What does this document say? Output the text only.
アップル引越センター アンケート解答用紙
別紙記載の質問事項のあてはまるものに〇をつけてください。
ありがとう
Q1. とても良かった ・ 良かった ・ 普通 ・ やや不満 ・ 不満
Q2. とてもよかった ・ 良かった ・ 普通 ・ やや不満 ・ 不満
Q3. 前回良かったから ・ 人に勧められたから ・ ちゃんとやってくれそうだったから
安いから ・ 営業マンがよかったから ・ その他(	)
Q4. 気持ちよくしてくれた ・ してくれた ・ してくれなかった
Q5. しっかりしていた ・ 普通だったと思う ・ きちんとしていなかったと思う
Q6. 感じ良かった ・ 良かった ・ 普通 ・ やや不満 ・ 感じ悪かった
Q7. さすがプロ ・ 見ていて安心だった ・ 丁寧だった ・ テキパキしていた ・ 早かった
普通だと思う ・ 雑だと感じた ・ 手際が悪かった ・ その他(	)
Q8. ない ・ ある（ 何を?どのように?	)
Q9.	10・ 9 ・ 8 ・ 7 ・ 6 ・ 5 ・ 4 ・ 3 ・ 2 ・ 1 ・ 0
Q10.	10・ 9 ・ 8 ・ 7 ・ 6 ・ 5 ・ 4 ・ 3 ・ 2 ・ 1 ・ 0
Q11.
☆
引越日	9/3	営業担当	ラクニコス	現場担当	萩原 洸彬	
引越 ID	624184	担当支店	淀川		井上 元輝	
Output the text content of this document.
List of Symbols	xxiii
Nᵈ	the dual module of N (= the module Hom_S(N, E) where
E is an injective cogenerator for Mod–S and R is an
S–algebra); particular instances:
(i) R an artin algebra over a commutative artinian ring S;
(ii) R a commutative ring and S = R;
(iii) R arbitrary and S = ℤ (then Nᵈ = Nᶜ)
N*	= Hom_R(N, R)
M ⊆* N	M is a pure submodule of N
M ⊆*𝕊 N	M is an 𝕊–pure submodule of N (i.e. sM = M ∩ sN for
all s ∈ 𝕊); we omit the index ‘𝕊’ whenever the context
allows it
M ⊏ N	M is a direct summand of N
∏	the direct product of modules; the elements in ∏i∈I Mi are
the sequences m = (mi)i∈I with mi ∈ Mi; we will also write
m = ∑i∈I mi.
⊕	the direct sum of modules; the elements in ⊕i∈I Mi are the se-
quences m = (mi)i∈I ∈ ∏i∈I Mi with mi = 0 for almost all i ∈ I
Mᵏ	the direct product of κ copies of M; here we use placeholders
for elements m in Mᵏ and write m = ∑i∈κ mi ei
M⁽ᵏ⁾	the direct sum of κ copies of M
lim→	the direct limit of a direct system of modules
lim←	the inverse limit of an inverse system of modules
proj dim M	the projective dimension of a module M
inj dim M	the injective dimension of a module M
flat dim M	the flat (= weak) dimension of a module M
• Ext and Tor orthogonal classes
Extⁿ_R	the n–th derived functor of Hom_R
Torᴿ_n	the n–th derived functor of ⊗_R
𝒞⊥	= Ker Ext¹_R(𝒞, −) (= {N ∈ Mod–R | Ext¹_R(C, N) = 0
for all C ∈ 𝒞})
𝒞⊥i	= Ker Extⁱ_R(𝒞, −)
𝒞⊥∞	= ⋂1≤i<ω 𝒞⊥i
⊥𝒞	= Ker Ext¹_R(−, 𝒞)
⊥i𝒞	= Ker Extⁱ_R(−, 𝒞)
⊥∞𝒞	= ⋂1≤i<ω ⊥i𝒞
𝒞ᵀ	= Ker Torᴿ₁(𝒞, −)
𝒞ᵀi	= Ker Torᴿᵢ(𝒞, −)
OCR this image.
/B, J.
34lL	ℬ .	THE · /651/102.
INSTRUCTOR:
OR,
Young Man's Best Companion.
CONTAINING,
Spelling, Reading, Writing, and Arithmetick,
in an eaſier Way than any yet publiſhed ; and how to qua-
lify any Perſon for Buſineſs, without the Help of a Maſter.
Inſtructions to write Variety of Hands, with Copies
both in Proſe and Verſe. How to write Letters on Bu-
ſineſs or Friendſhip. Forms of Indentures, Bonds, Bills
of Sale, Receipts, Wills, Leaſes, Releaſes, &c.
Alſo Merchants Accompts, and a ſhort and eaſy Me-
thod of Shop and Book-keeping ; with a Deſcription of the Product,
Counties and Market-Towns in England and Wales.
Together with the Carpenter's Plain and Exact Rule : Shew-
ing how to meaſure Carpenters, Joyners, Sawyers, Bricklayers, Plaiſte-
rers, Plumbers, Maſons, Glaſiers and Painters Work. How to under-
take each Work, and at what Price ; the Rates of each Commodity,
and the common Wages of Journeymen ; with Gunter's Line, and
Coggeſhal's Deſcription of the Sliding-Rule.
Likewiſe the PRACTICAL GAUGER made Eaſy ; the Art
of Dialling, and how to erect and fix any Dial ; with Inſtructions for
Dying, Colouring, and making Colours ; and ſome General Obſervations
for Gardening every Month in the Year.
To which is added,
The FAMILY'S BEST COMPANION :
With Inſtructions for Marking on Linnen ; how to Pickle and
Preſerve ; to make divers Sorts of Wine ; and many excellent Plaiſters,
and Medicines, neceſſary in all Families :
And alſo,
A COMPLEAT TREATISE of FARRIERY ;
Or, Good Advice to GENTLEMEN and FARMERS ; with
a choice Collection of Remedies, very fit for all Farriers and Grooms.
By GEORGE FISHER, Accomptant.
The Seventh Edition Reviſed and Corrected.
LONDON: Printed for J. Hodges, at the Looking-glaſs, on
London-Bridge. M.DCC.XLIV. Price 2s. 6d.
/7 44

__THE PROBLEM__:
Whenever "functor" turns up in a line, pick that line out.

__CORRECT RESULT__:
Extⁿ_R	the n–th derived functor of Hom_R
Torᴿ_n	the n–th derived functor of ⊗_R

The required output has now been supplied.